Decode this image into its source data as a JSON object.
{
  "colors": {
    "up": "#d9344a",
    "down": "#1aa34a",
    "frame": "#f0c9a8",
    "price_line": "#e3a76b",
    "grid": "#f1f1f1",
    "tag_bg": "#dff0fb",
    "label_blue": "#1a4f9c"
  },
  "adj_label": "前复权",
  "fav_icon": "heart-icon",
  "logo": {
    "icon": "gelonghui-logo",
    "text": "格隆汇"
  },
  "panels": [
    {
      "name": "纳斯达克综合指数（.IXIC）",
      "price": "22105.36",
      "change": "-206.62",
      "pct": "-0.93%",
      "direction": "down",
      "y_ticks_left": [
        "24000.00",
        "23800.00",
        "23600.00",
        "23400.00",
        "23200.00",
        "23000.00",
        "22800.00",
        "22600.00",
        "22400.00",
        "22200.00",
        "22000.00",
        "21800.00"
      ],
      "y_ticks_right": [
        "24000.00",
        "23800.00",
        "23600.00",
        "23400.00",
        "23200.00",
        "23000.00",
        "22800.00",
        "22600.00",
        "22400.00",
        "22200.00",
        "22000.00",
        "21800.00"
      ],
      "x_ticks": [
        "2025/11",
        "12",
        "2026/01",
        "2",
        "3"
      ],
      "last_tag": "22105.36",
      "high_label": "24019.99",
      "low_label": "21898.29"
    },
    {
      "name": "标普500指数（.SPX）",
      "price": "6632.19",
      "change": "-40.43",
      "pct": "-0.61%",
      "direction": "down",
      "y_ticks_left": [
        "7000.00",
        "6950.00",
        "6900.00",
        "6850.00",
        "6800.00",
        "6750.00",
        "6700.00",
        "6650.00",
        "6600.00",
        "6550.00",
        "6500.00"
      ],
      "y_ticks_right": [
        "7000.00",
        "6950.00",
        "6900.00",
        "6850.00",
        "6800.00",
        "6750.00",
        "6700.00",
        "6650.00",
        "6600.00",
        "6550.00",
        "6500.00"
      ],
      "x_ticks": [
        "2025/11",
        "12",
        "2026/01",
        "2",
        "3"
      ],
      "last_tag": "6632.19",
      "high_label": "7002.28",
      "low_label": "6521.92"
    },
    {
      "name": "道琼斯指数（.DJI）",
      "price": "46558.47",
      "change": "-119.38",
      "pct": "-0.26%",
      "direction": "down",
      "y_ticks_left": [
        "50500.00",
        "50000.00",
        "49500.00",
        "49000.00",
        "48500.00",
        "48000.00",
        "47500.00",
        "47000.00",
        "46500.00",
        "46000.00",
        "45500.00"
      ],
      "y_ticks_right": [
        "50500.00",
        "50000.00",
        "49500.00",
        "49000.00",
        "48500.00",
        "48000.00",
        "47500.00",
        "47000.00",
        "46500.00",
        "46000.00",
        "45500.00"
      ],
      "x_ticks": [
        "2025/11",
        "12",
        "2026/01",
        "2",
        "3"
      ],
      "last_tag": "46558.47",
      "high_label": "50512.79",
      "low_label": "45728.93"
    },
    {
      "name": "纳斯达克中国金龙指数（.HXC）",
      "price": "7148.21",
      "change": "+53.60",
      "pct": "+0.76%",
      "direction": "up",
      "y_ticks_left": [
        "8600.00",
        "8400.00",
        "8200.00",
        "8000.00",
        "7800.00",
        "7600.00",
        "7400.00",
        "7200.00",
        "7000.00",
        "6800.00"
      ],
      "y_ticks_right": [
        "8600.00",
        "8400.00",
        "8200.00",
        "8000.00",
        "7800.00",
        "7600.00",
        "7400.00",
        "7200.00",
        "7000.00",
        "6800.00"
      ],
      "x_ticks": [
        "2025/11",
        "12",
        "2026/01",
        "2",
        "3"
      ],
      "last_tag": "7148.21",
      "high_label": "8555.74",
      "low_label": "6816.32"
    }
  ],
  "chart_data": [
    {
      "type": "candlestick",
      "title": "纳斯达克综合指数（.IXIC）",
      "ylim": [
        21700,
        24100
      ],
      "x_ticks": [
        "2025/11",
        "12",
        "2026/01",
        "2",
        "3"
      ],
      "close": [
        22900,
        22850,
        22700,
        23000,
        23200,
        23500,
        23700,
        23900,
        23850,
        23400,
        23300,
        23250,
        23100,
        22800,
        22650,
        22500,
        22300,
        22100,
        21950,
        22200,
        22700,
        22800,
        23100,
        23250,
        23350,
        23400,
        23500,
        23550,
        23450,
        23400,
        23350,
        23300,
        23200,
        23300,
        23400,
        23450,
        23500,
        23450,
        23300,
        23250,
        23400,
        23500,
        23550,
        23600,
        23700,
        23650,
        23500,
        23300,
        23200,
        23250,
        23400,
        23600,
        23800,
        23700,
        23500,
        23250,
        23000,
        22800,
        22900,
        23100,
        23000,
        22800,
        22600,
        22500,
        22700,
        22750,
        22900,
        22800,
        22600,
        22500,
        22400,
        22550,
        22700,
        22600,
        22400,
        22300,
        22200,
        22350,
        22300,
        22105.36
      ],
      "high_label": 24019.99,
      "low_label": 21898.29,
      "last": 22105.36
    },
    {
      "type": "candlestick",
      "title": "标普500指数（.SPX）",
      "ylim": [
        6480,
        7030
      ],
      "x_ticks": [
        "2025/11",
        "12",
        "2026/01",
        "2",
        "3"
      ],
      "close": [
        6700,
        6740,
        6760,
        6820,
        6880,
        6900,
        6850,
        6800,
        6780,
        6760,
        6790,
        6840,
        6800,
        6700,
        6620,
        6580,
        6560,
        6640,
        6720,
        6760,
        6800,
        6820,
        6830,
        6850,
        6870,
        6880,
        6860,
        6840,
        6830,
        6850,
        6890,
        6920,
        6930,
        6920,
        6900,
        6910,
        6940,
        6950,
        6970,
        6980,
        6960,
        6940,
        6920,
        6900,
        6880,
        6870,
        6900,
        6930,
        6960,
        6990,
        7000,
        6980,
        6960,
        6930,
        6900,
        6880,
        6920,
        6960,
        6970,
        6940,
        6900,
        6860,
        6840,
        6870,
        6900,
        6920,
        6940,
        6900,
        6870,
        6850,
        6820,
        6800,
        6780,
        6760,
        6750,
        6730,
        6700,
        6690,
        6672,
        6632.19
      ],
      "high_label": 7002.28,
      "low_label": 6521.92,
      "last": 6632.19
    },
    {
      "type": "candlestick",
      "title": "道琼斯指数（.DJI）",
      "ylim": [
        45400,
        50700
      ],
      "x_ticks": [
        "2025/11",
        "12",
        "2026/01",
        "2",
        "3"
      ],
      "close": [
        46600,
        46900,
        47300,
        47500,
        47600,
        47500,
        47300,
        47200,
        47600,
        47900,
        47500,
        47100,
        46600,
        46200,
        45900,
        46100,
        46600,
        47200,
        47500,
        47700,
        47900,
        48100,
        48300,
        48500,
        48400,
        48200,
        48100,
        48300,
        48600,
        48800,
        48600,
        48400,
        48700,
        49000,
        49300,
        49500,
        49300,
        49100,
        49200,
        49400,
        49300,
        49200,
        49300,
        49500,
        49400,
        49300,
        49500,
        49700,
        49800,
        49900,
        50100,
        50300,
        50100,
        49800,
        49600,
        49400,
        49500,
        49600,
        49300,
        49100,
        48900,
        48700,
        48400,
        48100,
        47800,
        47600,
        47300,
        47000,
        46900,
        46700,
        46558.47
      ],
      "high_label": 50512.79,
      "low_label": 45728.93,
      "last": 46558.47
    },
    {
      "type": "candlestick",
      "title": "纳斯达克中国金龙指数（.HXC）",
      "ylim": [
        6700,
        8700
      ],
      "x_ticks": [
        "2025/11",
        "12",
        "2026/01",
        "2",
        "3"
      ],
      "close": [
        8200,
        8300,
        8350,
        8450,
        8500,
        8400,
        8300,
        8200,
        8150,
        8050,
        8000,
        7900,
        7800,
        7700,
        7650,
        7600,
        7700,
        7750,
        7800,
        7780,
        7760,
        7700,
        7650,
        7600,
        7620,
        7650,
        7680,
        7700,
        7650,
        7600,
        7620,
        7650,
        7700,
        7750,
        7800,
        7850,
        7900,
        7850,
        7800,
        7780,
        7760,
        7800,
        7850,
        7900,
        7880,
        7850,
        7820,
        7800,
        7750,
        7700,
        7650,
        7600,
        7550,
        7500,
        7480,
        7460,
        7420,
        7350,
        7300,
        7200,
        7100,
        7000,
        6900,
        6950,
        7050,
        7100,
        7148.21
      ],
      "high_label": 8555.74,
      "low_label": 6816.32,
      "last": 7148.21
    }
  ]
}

◆ TASK INSTRUCTIONS ◆
Lines that hold "name" are the ones to copy; find all of them.

◆ REPLY TO THE EXERCISE ◆
      "name": "纳斯达克综合指数（.IXIC）",
      "name": "标普500指数（.SPX）",
      "name": "道琼斯指数（.DJI）",
      "name": "纳斯达克中国金龙指数（.HXC）",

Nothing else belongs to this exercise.